**EXERCISE DETAILS**
Set out every line of the material below as a JSON list of strings, one string per line. Skip blank lines and leave the pictures out.
____ RECORDS FOR THE EXERCISE
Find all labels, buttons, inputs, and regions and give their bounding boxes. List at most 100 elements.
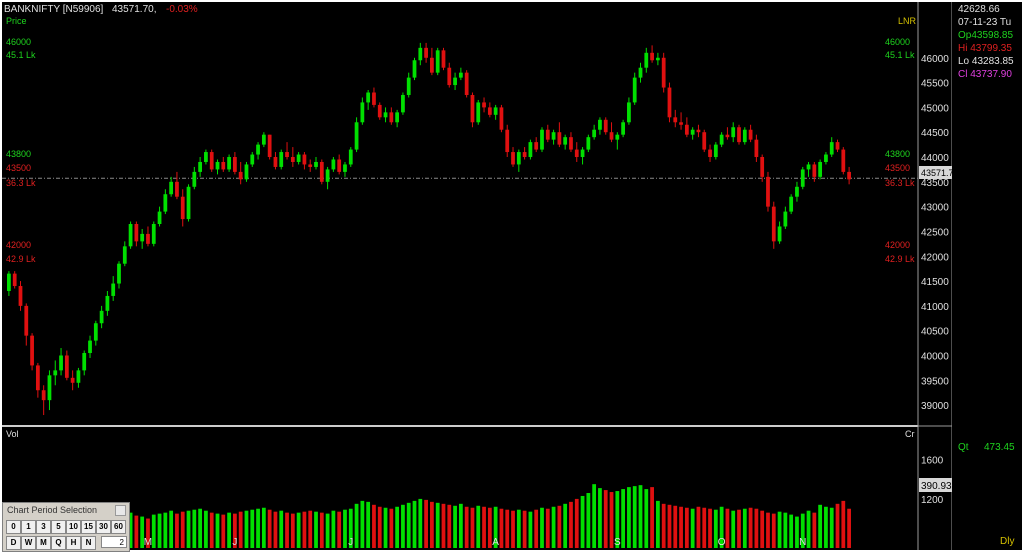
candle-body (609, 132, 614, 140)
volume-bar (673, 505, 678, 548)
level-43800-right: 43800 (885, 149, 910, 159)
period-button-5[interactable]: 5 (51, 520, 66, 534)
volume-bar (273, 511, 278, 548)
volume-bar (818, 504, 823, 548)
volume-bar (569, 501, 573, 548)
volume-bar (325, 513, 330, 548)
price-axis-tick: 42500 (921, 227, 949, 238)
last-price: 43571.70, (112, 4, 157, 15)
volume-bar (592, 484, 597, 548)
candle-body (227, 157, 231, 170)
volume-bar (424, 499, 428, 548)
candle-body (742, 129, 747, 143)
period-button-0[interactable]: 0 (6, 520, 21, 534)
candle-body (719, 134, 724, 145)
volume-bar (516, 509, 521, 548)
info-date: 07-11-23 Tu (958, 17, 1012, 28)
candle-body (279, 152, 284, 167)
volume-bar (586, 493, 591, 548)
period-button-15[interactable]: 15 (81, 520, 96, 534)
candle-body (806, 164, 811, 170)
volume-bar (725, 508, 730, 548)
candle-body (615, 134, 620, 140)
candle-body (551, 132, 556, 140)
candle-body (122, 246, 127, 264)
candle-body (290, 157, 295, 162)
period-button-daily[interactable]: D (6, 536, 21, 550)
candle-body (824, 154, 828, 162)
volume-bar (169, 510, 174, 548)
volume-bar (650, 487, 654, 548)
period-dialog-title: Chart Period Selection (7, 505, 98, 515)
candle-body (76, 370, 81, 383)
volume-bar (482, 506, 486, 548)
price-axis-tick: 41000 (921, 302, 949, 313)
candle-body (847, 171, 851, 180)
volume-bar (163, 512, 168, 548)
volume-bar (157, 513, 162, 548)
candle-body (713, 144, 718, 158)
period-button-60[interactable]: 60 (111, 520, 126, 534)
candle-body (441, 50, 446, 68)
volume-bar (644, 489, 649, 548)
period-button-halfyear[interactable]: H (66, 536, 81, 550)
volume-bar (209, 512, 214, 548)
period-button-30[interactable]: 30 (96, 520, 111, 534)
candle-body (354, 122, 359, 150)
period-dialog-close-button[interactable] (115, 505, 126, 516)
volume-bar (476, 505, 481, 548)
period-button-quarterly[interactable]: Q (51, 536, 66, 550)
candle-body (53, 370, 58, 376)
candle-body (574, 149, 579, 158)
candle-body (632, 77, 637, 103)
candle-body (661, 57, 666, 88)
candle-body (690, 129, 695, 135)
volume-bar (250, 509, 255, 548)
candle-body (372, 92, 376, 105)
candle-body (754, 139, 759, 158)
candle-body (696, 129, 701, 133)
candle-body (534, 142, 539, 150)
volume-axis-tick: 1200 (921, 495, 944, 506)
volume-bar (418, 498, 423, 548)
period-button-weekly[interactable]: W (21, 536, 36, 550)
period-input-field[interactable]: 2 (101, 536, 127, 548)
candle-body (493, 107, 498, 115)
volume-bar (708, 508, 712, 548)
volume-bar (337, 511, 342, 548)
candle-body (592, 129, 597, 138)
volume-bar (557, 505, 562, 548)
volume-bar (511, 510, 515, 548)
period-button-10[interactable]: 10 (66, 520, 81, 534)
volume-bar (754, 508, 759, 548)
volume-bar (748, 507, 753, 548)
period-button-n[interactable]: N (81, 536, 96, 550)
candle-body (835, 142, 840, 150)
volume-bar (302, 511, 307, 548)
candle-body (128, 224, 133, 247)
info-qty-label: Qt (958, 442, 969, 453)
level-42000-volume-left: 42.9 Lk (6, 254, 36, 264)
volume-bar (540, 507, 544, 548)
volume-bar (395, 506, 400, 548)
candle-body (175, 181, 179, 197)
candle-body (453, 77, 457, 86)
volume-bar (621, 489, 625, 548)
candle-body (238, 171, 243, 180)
________
**ANSWER TO THE PROBLEM**
[
  "Find all labels, buttons, inputs, and regions and give their bounding boxes. List at most 100 elements.",
  "candle-body (609, 132, 614, 140)",
  "volume-bar (673, 505, 678, 548)",
  "level-43800-right: 43800 (885, 149, 910, 159)",
  "period-button-5[interactable]: 5 (51, 520, 66, 534)",
  "volume-bar (273, 511, 278, 548)",
  "volume-bar (818, 504, 823, 548)",
  "volume-bar (569, 501, 573, 548)",
  "volume-bar (325, 513, 330, 548)",
  "price-axis-tick: 42500 (921, 227, 949, 238)",
  "last-price: 43571.70, (112, 4, 157, 15)",
  "volume-bar (592, 484, 597, 548)",
  "candle-body (227, 157, 231, 170)",
  "volume-bar (424, 499, 428, 548)",
  "candle-body (742, 129, 747, 143)",
  "period-button-0[interactable]: 0 (6, 520, 21, 534)",
  "candle-body (719, 134, 724, 145)",
  "volume-bar (516, 509, 521, 548)",
  "info-date: 07-11-23 Tu (958, 17, 1012, 28)",
  "candle-body (279, 152, 284, 167)",
  "volume-bar (586, 493, 591, 548)",
  "period-button-15[interactable]: 15 (81, 520, 96, 534)",
  "candle-body (806, 164, 811, 170)",
  "volume-bar (725, 508, 730, 548)",
  "candle-body (615, 134, 620, 140)",
  "candle-body (551, 132, 556, 140)",
  "candle-body (122, 246, 127, 264)",
  "candle-body (290, 157, 295, 162)",
  "period-button-daily[interactable]: D (6, 536, 21, 550)",
  "candle-body (824, 154, 828, 162)",
  "volume-bar (169, 510, 174, 548)",
  "volume-bar (650, 487, 654, 548)",
  "period-dialog-title: Chart Period Selection (7, 505, 98, 515)",
  "candle-body (76, 370, 81, 383)",
  "volume-bar (482, 506, 486, 548)",
  "price-axis-tick: 41000 (921, 302, 949, 313)",
  "candle-body (847, 171, 851, 180)",
  "volume-bar (163, 512, 168, 548)",
  "volume-bar (157, 513, 162, 548)",
  "candle-body (713, 144, 718, 158)",
  "period-button-60[interactable]: 60 (111, 520, 126, 534)",
  "candle-body (441, 50, 446, 68)",
  "volume-bar (644, 489, 649, 548)",
  "period-button-halfyear[interactable]: H (66, 536, 81, 550)",
  "volume-bar (209, 512, 214, 548)",
  "period-button-30[interactable]: 30 (96, 520, 111, 534)",
  "candle-body (354, 122, 359, 150)",
  "period-dialog-close-button[interactable] (115, 505, 126, 516)",
  "volume-bar (476, 505, 481, 548)",
  "period-button-quarterly[interactable]: Q (51, 536, 66, 550)",
  "candle-body (53, 370, 58, 376)",
  "candle-body (574, 149, 579, 158)",
  "candle-body (632, 77, 637, 103)",
  "candle-body (661, 57, 666, 88)",
  "candle-body (690, 129, 695, 135)",
  "volume-bar (250, 509, 255, 548)",
  "candle-body (372, 92, 376, 105)",
  "candle-body (754, 139, 759, 158)",
  "candle-body (696, 129, 701, 133)",
  "candle-body (534, 142, 539, 150)",
  "volume-axis-tick: 1200 (921, 495, 944, 506)",
  "volume-bar (418, 498, 423, 548)",
  "period-button-weekly[interactable]: W (21, 536, 36, 550)",
  "period-input-field[interactable]: 2 (101, 536, 127, 548)",
  "candle-body (493, 107, 498, 115)",
  "volume-bar (708, 508, 712, 548)",
  "volume-bar (337, 511, 342, 548)",
  "candle-body (592, 129, 597, 138)",
  "volume-bar (557, 505, 562, 548)",
  "volume-bar (511, 510, 515, 548)",
  "period-button-10[interactable]: 10 (66, 520, 81, 534)",
  "volume-bar (754, 508, 759, 548)",
  "volume-bar (748, 507, 753, 548)",
  "period-button-n[interactable]: N (81, 536, 96, 550)",
  "candle-body (835, 142, 840, 150)",
  "volume-bar (302, 511, 307, 548)",
  "candle-body (128, 224, 133, 247)",
  "info-qty-label: Qt (958, 442, 969, 453)",
  "level-42000-volume-left: 42.9 Lk (6, 254, 36, 264)",
  "volume-bar (540, 507, 544, 548)",
  "volume-bar (395, 506, 400, 548)",
  "candle-body (175, 181, 179, 197)",
  "candle-body (453, 77, 457, 86)",
  "volume-bar (621, 489, 625, 548)",
  "candle-body (238, 171, 243, 180)"
]